• Things to do:
#1 In the telecom excerpt, how much did Jack B. Grubman make in salary and bonuses?
#2 From the telecom excerpt, copy word for word the passage starting at "No. 3: Vik Grover" and ending at "Cool Hand Vik).".

• Document extract:

Bottom line (pun intended): Having shrunk headcount by more than half in a two-year period, neither Lucent nor Nortel is sure it's small enough yet.
No. 3: Vik Grover on various telecom **UPDATED 12/27**
Buy WorldCom Inc. (OTC: WCOEQ). Accumulate Qwest Communications International Inc. (NYSE: Q). Hang onto Allegiance Telecom Inc. (Nasdaq: ALGX) and Level 3 Communications (Nasdaq: LVLT). Sell Sprint Corp. (NYSE: FON). Such was the advice delivered by Vik Grover, managing director of equity research at Kaufman Bros. LP -- not in the telecom heyday of 1999 or 2000 -- but in 2002, when we think he should've known better (see Cool Hand Vik).
In his own defense, Grover points out the many solid calls he's made, including a "sell" on Winstar prior to its bankruptcy in 2001, a stance other analysts booed and hissed. And interestingly, Level 3 and Qwest stocks have actually perked up in recent months. Will next year's Follies include "Light Reading on Grover?"
No. 2: Strategis on telecom
On February 25, 2002, The Strategis Group had this to say about a survey it conducted on the state of the U.S. telecom market: "In one of the strongest signs of a turnaround revealed in the new survey, 70% of respondents reported that their organization's sales are expected to rise in the coming six months. This dovetails with results showing a rise in perceived demand for products and services across all industry sectors." 'Nuff said.
No. 1: Jack B. Grubman on telecom
The former Salomon Smith Barney analyst made $20 million in salary and bonuses while reporting bullishly on AT&T Corp. (NYSE: T), Global Crossing Holdings Ltd., Level 3 Communications, WinStar Communications Inc., WorldCom Inc. (OTC: WCOEQ), and other carriers. When his reports failed to tally with the reality of the telecom downturn, stockholders cried that he'd misled them on purpose, allegedly to sustain his firm's financial relationships with the subjects of his reports. Grubman is now the target of over 45 separate complaints filed with state and local regulatory agencies, the Securities and Exchange Commission (SEC), and the NASD, the association of broker-members that serves as the regulatory arm of the Nasdaq market (see Grubman Gets Some New Suits, WorldCom Restatements Top $9B, Williams Shareholders Sue SSB, AT&T Shareholders Sue Salomon, Salomon, Grubman Sued Over Level 3, etc.).

• Data provided:

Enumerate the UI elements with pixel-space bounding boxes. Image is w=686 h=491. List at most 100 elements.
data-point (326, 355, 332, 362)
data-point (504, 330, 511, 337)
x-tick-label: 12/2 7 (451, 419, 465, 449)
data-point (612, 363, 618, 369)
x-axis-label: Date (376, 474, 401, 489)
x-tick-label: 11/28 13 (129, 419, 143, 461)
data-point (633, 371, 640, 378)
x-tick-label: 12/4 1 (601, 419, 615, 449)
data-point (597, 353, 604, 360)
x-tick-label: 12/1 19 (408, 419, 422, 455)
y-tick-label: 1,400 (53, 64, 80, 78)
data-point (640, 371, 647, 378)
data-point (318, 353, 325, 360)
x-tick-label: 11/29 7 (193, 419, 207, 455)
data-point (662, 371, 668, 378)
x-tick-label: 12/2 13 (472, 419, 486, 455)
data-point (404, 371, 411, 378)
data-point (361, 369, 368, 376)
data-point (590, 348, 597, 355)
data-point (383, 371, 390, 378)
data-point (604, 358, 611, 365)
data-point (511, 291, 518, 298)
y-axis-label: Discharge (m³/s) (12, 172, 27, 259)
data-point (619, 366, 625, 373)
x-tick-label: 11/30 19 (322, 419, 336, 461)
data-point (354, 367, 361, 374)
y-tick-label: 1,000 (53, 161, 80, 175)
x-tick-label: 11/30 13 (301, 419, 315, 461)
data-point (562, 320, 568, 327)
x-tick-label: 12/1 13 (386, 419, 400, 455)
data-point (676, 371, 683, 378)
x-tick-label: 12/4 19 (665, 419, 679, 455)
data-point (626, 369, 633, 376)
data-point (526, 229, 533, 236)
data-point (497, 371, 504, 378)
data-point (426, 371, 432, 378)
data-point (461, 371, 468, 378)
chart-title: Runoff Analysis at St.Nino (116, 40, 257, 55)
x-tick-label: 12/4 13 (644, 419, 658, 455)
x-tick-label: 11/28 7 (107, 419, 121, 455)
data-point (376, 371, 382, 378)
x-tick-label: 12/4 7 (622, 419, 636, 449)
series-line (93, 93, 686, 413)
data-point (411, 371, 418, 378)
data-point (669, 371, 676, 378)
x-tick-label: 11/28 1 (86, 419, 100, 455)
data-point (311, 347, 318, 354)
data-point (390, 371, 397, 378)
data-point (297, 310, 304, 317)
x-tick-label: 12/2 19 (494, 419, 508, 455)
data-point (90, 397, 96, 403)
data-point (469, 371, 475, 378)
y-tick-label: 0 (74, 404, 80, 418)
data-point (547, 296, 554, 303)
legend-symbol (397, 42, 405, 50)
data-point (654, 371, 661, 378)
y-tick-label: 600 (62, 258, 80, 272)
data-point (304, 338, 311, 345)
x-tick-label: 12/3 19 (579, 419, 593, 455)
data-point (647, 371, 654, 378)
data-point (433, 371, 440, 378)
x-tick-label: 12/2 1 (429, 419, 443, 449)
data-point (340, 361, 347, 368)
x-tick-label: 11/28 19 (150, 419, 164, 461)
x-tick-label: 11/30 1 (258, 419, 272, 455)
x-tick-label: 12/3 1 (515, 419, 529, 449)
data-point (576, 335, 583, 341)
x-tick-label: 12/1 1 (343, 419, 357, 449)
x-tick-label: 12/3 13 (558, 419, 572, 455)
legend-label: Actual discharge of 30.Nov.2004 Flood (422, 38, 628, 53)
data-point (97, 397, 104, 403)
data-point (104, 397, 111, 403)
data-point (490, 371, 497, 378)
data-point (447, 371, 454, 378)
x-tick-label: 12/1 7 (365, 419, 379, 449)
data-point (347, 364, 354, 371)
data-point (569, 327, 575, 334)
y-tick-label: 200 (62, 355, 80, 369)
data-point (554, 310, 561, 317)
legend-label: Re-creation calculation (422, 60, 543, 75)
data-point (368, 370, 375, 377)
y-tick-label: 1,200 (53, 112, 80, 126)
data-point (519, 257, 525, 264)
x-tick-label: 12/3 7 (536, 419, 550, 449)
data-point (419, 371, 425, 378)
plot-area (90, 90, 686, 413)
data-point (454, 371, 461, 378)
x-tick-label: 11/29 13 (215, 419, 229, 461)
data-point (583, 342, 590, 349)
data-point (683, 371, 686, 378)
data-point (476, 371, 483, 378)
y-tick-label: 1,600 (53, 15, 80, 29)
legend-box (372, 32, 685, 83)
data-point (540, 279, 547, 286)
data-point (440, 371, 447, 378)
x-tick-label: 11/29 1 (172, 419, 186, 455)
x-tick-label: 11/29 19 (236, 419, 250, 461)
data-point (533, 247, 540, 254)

• Solution set:
#1 $20 million

#2
No. 3: Vik Grover on various telecom **UPDATED 12/27**
Buy WorldCom Inc. (OTC: WCOEQ). Accumulate Qwest Communications International Inc. (NYSE: Q). Hang onto Allegiance Telecom Inc. (Nasdaq: ALGX) and Level 3 Communications (Nasdaq: LVLT). Sell Sprint Corp. (NYSE: FON). Such was the advice delivered by Vik Grover, managing director of equity research at Kaufman Bros. LP -- not in the telecom heyday of 1999 or 2000 -- but in 2002, when we think he should've known better (see Cool Hand Vik).